BEGIN Record extracts

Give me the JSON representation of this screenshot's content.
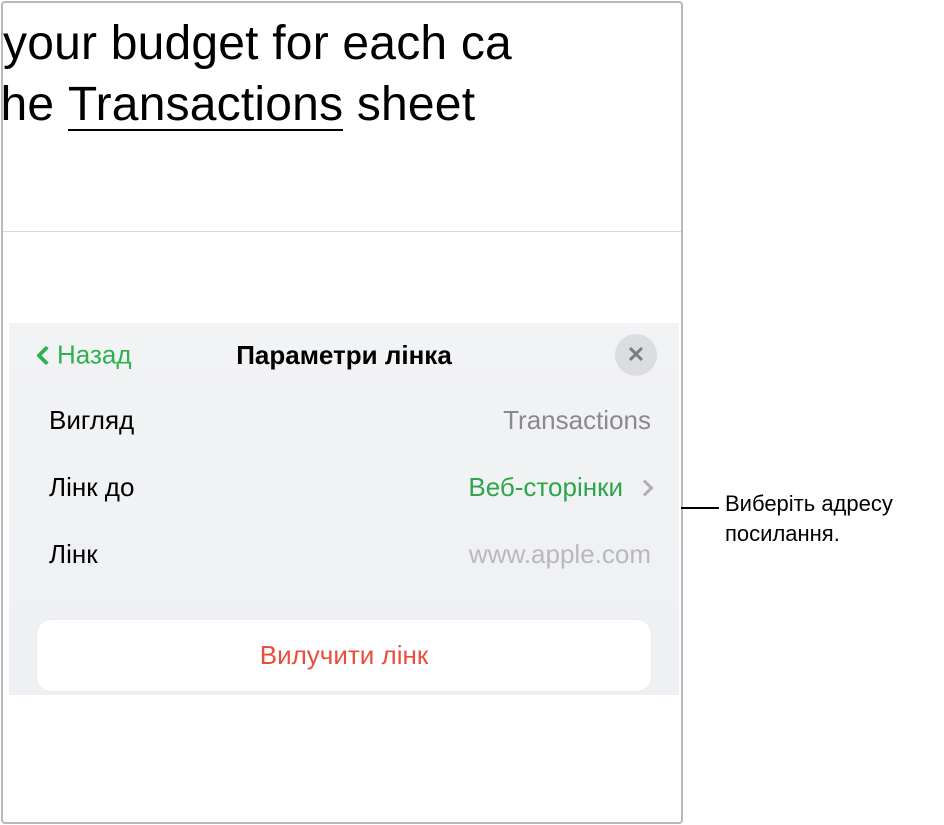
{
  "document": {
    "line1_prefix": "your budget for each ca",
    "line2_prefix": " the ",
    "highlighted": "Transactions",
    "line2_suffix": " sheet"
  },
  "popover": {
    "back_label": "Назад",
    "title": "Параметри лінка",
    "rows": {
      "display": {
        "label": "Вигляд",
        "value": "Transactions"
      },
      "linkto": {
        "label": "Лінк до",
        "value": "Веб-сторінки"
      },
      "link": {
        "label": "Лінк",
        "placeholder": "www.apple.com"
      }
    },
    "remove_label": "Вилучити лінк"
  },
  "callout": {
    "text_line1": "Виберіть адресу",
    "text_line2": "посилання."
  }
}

END Record extracts
BEGIN Record extracts

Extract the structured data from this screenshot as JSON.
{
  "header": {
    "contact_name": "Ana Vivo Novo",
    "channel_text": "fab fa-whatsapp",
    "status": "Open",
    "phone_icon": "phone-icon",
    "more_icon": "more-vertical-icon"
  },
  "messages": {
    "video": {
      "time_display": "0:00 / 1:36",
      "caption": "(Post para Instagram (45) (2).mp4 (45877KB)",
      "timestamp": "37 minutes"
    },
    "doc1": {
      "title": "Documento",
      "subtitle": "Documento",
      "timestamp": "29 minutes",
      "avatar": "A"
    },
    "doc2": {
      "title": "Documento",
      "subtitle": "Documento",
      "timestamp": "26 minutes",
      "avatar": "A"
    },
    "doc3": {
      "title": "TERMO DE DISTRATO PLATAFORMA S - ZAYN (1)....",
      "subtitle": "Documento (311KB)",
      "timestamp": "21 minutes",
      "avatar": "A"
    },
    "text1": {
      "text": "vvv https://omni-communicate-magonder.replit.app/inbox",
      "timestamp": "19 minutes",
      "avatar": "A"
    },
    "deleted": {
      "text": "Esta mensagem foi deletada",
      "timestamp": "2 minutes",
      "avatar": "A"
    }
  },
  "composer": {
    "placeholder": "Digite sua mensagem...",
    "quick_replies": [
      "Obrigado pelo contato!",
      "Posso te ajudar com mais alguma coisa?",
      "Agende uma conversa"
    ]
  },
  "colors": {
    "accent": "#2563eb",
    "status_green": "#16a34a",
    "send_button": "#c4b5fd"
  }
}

END Record extracts
BEGIN Record extracts

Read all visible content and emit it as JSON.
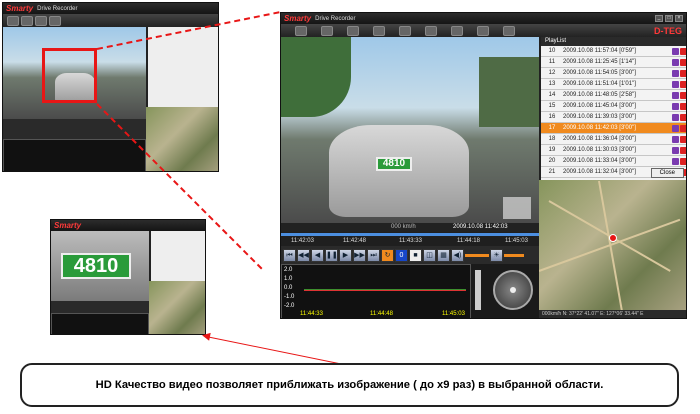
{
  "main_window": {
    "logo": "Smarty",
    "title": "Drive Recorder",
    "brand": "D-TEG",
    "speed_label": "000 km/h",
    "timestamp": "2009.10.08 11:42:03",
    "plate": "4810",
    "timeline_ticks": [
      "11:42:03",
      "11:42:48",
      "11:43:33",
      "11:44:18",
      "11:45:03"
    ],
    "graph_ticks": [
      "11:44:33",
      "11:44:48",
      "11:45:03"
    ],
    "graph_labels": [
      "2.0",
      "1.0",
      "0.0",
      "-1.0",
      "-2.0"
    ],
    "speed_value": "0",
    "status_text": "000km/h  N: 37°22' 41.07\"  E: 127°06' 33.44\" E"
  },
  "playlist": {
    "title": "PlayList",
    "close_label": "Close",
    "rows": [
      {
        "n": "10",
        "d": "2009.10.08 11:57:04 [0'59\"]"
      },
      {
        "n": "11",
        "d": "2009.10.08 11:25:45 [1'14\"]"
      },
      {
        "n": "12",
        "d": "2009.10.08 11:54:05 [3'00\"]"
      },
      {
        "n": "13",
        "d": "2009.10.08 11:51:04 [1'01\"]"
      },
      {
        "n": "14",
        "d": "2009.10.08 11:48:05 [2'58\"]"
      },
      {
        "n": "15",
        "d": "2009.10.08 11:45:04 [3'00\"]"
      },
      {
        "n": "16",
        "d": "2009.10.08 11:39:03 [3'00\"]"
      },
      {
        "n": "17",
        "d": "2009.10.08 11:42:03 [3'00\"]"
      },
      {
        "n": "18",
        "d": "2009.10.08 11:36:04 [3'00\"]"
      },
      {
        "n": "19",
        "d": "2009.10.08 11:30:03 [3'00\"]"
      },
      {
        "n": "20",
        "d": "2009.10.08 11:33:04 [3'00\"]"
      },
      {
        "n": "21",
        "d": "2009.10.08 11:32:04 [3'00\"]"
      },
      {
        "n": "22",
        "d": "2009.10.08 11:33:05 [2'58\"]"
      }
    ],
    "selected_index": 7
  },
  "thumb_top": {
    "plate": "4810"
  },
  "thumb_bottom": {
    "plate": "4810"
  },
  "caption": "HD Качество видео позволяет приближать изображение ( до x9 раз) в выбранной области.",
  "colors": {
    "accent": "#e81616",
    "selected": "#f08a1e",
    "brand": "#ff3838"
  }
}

END Record extracts

# Work required:
How many of the lines above hold the word "minutes"? Give only that number.

# Complete response:
6